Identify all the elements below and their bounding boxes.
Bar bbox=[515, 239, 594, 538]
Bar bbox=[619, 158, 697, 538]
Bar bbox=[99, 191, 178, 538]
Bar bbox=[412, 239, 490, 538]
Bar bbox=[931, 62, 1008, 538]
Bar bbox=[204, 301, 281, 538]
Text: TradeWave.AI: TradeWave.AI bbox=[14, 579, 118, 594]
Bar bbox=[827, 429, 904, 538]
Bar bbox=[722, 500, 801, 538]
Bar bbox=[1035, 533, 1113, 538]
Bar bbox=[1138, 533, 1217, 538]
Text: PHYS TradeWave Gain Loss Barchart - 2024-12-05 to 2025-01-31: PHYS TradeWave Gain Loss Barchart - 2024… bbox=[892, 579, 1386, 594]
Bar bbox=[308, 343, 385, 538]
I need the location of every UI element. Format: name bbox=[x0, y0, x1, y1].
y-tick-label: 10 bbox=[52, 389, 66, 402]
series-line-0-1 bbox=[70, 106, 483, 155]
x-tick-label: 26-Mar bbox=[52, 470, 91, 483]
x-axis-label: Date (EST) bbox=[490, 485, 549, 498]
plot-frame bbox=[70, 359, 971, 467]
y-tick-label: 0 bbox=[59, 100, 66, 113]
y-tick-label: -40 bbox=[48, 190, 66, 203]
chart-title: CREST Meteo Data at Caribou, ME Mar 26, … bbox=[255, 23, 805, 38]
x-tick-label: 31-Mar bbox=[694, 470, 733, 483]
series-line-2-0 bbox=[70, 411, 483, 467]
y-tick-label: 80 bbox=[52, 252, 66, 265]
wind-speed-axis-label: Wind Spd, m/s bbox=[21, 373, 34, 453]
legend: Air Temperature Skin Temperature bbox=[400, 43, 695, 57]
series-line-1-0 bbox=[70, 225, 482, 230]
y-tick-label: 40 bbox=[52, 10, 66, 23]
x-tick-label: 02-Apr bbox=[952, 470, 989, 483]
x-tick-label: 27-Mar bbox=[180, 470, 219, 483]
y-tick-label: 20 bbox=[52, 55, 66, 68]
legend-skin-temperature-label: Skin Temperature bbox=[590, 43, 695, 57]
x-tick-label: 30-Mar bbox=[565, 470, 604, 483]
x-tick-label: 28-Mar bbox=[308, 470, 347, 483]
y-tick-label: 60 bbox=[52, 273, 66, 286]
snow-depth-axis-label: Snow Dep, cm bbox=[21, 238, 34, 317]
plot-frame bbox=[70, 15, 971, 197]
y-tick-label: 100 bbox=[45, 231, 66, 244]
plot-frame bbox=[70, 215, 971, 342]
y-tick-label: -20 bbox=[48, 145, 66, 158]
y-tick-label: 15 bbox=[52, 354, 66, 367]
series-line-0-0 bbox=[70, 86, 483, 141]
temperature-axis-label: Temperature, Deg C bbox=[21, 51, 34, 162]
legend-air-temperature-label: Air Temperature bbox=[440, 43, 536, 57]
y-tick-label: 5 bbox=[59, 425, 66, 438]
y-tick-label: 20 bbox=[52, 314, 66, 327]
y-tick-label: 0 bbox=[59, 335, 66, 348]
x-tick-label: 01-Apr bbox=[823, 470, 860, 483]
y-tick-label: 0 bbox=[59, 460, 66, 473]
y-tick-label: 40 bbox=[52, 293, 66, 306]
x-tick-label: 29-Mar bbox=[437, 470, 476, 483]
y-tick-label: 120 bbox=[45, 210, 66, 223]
+ + + + +
▶ **REQUIREMENT**
Convert every line of the listing above into a JSON array of strings, with one string per line and blank lines omitted.

▶ **THE RESULT**
[
  "Identify all the elements below and their bounding boxes.",
  "Bar bbox=[515, 239, 594, 538]",
  "Bar bbox=[619, 158, 697, 538]",
  "Bar bbox=[99, 191, 178, 538]",
  "Bar bbox=[412, 239, 490, 538]",
  "Bar bbox=[931, 62, 1008, 538]",
  "Bar bbox=[204, 301, 281, 538]",
  "Text: TradeWave.AI: TradeWave.AI bbox=[14, 579, 118, 594]",
  "Bar bbox=[827, 429, 904, 538]",
  "Bar bbox=[722, 500, 801, 538]",
  "Bar bbox=[1035, 533, 1113, 538]",
  "Bar bbox=[1138, 533, 1217, 538]",
  "Text: PHYS TradeWave Gain Loss Barchart - 2024-12-05 to 2025-01-31: PHYS TradeWave Gain Loss Barchart - 2024… bbox=[892, 579, 1386, 594]",
  "Bar bbox=[308, 343, 385, 538]",
  "I need the location of every UI element. Format: name bbox=[x0, y0, x1, y1].",
  "y-tick-label: 10 bbox=[52, 389, 66, 402]",
  "series-line-0-1 bbox=[70, 106, 483, 155]",
  "x-tick-label: 26-Mar bbox=[52, 470, 91, 483]",
  "x-axis-label: Date (EST) bbox=[490, 485, 549, 498]",
  "plot-frame bbox=[70, 359, 971, 467]",
  "y-tick-label: 0 bbox=[59, 100, 66, 113]",
  "y-tick-label: -40 bbox=[48, 190, 66, 203]",
  "chart-title: CREST Meteo Data at Caribou, ME Mar 26, … bbox=[255, 23, 805, 38]",
  "x-tick-label: 31-Mar bbox=[694, 470, 733, 483]",
  "series-line-2-0 bbox=[70, 411, 483, 467]",
  "y-tick-label: 80 bbox=[52, 252, 66, 265]",
  "wind-speed-axis-label: Wind Spd, m/s bbox=[21, 373, 34, 453]",
  "legend: Air Temperature Skin Temperature bbox=[400, 43, 695, 57]",
  "series-line-1-0 bbox=[70, 225, 482, 230]",
  "y-tick-label: 40 bbox=[52, 10, 66, 23]",
  "x-tick-label: 02-Apr bbox=[952, 470, 989, 483]",
  "x-tick-label: 27-Mar bbox=[180, 470, 219, 483]",
  "y-tick-label: 20 bbox=[52, 55, 66, 68]",
  "legend-skin-temperature-label: Skin Temperature bbox=[590, 43, 695, 57]",
  "x-tick-label: 30-Mar bbox=[565, 470, 604, 483]",
  "x-tick-label: 28-Mar bbox=[308, 470, 347, 483]",
  "y-tick-label: 60 bbox=[52, 273, 66, 286]",
  "snow-depth-axis-label: Snow Dep, cm bbox=[21, 238, 34, 317]",
  "plot-frame bbox=[70, 15, 971, 197]",
  "y-tick-label: 100 bbox=[45, 231, 66, 244]",
  "plot-frame bbox=[70, 215, 971, 342]",
  "y-tick-label: -20 bbox=[48, 145, 66, 158]",
  "y-tick-label: 15 bbox=[52, 354, 66, 367]",
  "series-line-0-0 bbox=[70, 86, 483, 141]",
  "temperature-axis-label: Temperature, Deg C bbox=[21, 51, 34, 162]",
  "legend-air-temperature-label: Air Temperature bbox=[440, 43, 536, 57]",
  "y-tick-label: 5 bbox=[59, 425, 66, 438]",
  "y-tick-label: 20 bbox=[52, 314, 66, 327]",
  "y-tick-label: 0 bbox=[59, 335, 66, 348]",
  "x-tick-label: 01-Apr bbox=[823, 470, 860, 483]",
  "y-tick-label: 0 bbox=[59, 460, 66, 473]",
  "y-tick-label: 40 bbox=[52, 293, 66, 306]",
  "x-tick-label: 29-Mar bbox=[437, 470, 476, 483]",
  "y-tick-label: 120 bbox=[45, 210, 66, 223]"
]